__GIVEN TASK__: Rewrite all the entries below, replacing each "slice" with "wedge" and leaving everything else unchanged.

----------------

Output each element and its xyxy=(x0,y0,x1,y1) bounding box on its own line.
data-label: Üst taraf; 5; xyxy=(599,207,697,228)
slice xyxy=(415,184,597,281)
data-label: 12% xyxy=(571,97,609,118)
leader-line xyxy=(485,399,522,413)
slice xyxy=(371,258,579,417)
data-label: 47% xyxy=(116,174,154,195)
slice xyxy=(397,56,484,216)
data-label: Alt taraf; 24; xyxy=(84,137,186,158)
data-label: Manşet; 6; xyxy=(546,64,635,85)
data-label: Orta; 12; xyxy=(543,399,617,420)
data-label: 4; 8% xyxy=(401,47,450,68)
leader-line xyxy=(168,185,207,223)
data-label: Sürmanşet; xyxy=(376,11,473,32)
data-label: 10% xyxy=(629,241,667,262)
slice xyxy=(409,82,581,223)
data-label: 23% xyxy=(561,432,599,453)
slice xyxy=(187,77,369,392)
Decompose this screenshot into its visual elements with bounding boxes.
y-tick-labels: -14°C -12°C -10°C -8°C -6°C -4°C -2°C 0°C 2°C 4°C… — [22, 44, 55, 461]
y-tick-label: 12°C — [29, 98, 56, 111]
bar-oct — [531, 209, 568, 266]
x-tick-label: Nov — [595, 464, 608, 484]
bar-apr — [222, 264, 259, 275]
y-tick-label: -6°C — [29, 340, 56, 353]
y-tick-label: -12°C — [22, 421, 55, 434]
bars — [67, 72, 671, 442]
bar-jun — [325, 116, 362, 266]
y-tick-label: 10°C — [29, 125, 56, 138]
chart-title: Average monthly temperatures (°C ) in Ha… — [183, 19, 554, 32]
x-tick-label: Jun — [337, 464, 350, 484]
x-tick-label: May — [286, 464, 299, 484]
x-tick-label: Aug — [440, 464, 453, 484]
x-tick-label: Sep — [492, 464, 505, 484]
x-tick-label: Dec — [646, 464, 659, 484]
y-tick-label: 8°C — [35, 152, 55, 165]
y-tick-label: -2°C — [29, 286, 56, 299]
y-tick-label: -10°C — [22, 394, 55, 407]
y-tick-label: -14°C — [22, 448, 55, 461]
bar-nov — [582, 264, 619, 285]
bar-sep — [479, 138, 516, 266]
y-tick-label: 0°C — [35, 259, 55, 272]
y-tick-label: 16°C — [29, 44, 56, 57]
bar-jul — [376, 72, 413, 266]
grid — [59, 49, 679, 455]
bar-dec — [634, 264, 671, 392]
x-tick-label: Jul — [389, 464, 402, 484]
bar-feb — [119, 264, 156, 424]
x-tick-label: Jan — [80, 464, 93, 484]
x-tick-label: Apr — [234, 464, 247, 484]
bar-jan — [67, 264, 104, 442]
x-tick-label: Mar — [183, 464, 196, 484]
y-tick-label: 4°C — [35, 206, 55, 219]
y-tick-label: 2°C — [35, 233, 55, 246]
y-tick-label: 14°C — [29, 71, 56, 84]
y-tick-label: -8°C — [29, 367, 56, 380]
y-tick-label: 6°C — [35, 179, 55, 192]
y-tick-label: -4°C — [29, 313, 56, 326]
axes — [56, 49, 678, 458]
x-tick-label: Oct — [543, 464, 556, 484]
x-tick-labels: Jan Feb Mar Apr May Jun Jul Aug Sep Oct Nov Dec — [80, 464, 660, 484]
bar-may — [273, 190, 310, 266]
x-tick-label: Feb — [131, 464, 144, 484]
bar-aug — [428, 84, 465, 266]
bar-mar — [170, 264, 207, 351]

----------------

__SOLUTION__:
Output each element and its xyxy=(x0,y0,x1,y1) bounding box on its own line.
data-label: Üst taraf; 5; xyxy=(599,207,697,228)
wedge xyxy=(415,184,597,281)
data-label: 12% xyxy=(571,97,609,118)
leader-line xyxy=(485,399,522,413)
wedge xyxy=(371,258,579,417)
data-label: 47% xyxy=(116,174,154,195)
wedge xyxy=(397,56,484,216)
data-label: Alt taraf; 24; xyxy=(84,137,186,158)
data-label: Manşet; 6; xyxy=(546,64,635,85)
data-label: Orta; 12; xyxy=(543,399,617,420)
data-label: 4; 8% xyxy=(401,47,450,68)
leader-line xyxy=(168,185,207,223)
data-label: Sürmanşet; xyxy=(376,11,473,32)
data-label: 10% xyxy=(629,241,667,262)
wedge xyxy=(409,82,581,223)
data-label: 23% xyxy=(561,432,599,453)
wedge xyxy=(187,77,369,392)
Decompose this screenshot into its visual elements with bounding boxes.
y-tick-labels: -14°C -12°C -10°C -8°C -6°C -4°C -2°C 0°C 2°C 4°C… — [22, 44, 55, 461]
y-tick-label: 12°C — [29, 98, 56, 111]
bar-oct — [531, 209, 568, 266]
x-tick-label: Nov — [595, 464, 608, 484]
bar-apr — [222, 264, 259, 275]
y-tick-label: -6°C — [29, 340, 56, 353]
y-tick-label: -12°C — [22, 421, 55, 434]
bars — [67, 72, 671, 442]
bar-jun — [325, 116, 362, 266]
y-tick-label: 10°C — [29, 125, 56, 138]
chart-title: Average monthly temperatures (°C ) in Ha… — [183, 19, 554, 32]
x-tick-label: Jun — [337, 464, 350, 484]
x-tick-label: May — [286, 464, 299, 484]
x-tick-label: Aug — [440, 464, 453, 484]
x-tick-label: Sep — [492, 464, 505, 484]
x-tick-label: Dec — [646, 464, 659, 484]
y-tick-label: 8°C — [35, 152, 55, 165]
y-tick-label: -2°C — [29, 286, 56, 299]
y-tick-label: -10°C — [22, 394, 55, 407]
y-tick-label: -14°C — [22, 448, 55, 461]
bar-nov — [582, 264, 619, 285]
bar-sep — [479, 138, 516, 266]
y-tick-label: 0°C — [35, 259, 55, 272]
y-tick-label: 16°C — [29, 44, 56, 57]
bar-jul — [376, 72, 413, 266]
grid — [59, 49, 679, 455]
bar-dec — [634, 264, 671, 392]
x-tick-label: Jul — [389, 464, 402, 484]
bar-feb — [119, 264, 156, 424]
x-tick-label: Jan — [80, 464, 93, 484]
x-tick-label: Apr — [234, 464, 247, 484]
bar-jan — [67, 264, 104, 442]
x-tick-label: Mar — [183, 464, 196, 484]
y-tick-label: 4°C — [35, 206, 55, 219]
y-tick-label: 2°C — [35, 233, 55, 246]
y-tick-label: 14°C — [29, 71, 56, 84]
y-tick-label: -8°C — [29, 367, 56, 380]
y-tick-label: 6°C — [35, 179, 55, 192]
y-tick-label: -4°C — [29, 313, 56, 326]
axes — [56, 49, 678, 458]
x-tick-label: Oct — [543, 464, 556, 484]
x-tick-labels: Jan Feb Mar Apr May Jun Jul Aug Sep Oct Nov Dec — [80, 464, 660, 484]
bar-may — [273, 190, 310, 266]
x-tick-label: Feb — [131, 464, 144, 484]
bar-aug — [428, 84, 465, 266]
bar-mar — [170, 264, 207, 351]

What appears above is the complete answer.